• SUPPLIED RECORDS:
*****

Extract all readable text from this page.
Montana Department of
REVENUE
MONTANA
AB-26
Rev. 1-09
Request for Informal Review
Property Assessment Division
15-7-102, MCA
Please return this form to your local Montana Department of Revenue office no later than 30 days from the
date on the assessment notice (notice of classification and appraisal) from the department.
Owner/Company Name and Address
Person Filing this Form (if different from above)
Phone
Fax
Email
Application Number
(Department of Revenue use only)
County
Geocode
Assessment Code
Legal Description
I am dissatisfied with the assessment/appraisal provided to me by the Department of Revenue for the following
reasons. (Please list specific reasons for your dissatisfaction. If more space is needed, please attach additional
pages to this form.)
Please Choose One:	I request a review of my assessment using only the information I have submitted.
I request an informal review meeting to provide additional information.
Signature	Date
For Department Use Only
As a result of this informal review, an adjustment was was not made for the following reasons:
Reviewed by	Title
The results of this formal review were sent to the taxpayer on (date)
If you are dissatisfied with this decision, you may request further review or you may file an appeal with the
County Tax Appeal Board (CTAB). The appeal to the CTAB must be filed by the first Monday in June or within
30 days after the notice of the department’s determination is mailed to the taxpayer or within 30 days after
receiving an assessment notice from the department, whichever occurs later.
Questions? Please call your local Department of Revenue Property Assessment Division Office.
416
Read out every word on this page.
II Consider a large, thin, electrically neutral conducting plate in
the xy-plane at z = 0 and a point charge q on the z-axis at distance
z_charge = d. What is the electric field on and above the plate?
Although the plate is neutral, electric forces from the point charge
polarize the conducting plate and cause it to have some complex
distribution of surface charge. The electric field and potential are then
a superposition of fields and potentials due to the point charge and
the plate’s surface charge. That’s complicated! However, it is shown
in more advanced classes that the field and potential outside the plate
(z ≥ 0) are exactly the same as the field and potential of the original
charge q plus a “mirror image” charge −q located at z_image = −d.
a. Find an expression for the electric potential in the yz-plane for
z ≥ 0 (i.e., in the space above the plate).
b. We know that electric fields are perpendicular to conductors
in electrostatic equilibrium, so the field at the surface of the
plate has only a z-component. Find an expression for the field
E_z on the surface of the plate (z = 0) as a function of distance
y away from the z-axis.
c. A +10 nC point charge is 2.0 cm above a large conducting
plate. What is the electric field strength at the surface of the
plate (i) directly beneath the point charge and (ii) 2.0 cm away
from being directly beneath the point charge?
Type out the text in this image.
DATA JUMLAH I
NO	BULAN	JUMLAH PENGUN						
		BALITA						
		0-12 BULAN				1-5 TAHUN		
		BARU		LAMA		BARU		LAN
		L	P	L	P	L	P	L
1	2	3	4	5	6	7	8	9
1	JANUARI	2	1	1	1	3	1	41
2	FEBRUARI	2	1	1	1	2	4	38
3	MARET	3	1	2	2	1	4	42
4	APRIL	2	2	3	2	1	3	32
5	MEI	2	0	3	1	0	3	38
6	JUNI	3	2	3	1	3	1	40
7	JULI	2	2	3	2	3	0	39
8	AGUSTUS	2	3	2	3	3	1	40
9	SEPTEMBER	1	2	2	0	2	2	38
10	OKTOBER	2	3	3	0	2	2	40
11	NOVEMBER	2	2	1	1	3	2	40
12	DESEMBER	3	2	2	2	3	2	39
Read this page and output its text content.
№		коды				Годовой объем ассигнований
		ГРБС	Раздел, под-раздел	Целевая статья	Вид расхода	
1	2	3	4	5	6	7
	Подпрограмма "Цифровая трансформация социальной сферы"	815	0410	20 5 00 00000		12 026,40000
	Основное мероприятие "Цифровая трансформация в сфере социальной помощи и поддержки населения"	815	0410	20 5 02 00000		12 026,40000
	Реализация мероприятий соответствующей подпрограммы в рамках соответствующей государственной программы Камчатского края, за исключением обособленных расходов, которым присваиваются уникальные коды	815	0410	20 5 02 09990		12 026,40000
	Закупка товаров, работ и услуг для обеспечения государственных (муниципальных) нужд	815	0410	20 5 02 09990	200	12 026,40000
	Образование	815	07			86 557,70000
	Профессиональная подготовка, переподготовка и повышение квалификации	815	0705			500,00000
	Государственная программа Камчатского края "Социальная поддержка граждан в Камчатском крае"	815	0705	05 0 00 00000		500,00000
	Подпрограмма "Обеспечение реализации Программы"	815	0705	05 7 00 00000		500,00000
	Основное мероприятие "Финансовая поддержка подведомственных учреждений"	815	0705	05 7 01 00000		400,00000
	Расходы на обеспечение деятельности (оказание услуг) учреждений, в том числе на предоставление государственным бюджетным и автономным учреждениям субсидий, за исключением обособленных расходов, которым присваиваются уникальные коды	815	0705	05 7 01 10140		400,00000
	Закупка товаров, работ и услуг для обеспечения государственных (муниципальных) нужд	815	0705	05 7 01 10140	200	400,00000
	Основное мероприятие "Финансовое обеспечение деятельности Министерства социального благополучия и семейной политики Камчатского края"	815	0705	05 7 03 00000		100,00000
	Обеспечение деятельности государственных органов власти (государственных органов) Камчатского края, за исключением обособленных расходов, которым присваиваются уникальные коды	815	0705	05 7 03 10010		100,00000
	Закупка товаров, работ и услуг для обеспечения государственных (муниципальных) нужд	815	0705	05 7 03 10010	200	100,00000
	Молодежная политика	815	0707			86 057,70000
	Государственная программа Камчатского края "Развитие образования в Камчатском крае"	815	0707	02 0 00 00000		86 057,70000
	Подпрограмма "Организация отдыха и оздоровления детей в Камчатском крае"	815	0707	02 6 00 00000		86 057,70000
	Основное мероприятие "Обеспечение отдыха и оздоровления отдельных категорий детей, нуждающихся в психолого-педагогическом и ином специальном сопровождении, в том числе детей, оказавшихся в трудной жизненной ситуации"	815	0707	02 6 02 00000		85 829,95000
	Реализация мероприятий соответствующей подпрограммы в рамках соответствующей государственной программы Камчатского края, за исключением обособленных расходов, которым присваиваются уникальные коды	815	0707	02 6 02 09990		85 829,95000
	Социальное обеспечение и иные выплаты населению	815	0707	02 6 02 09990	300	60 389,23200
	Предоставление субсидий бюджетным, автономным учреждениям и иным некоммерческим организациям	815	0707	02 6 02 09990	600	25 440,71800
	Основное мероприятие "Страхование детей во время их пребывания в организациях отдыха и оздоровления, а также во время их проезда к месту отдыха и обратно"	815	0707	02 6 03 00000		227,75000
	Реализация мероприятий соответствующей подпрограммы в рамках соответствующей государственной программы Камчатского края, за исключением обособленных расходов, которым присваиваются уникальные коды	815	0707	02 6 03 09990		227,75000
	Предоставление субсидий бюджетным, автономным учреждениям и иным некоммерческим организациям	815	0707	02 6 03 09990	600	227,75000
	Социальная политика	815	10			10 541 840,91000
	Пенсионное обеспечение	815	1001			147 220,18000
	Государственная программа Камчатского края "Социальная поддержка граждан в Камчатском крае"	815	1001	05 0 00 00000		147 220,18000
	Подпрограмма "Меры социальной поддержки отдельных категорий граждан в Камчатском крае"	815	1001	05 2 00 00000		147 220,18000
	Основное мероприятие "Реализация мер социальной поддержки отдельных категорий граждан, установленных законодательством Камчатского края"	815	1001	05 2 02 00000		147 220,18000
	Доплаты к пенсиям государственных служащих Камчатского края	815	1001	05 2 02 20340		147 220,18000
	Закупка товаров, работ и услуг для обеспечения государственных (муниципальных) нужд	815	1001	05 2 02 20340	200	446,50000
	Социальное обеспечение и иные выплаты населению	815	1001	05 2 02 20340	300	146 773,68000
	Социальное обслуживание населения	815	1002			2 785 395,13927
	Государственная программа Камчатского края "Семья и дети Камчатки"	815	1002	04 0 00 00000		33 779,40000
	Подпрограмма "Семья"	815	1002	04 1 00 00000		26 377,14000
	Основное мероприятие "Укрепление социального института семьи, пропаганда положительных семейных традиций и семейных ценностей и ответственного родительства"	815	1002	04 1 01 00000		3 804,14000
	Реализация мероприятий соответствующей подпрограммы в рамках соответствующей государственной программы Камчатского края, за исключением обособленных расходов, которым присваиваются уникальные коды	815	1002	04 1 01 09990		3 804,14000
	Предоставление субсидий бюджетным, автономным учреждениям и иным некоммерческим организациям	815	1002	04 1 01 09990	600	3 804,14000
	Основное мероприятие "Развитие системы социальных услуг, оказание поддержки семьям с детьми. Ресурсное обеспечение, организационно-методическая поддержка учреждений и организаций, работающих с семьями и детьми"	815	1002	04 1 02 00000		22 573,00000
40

*****

• CHALLENGE:
Collect each line containing the string "выплаты".

• CORRECT OUTPUT:
	Социальное обеспечение и иные выплаты населению	815	0707	02 6 02 09990	300	60 389,23200
	Социальное обеспечение и иные выплаты населению	815	1001	05 2 02 20340	300	146 773,68000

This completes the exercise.